List each line of the data that holds the string "this", please.
— begin Items —
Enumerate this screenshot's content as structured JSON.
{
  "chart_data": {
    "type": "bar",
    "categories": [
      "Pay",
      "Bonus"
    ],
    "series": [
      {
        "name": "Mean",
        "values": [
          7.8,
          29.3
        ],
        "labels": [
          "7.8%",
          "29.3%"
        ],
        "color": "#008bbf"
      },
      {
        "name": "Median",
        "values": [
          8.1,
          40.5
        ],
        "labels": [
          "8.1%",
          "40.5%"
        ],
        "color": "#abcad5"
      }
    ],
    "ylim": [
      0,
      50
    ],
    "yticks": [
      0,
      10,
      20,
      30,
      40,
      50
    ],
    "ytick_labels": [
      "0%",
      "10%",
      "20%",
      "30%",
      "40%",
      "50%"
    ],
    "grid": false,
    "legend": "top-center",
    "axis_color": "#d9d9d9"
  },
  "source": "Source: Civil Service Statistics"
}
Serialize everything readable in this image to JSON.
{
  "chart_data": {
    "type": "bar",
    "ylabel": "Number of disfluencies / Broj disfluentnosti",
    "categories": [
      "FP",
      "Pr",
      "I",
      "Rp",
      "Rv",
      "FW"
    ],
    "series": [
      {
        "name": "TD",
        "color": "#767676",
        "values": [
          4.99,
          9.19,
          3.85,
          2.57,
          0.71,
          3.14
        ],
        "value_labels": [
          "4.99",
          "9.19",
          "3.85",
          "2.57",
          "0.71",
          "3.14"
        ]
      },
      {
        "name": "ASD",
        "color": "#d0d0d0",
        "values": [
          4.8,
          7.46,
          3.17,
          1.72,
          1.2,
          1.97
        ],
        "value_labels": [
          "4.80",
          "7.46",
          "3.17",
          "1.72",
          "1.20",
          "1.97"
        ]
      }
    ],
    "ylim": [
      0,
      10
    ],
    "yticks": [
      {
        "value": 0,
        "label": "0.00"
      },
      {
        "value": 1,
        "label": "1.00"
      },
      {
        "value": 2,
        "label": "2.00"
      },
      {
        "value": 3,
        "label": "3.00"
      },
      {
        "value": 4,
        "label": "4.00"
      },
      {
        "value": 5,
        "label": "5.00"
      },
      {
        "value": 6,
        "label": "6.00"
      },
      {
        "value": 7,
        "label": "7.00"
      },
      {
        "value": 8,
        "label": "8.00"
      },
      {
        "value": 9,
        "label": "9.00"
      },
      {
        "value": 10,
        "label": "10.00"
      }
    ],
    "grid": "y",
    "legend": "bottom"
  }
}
— end Items —
» **Task response**:
Enumerate this screenshot's content as structured JSON.
Serialize everything readable in this image to JSON.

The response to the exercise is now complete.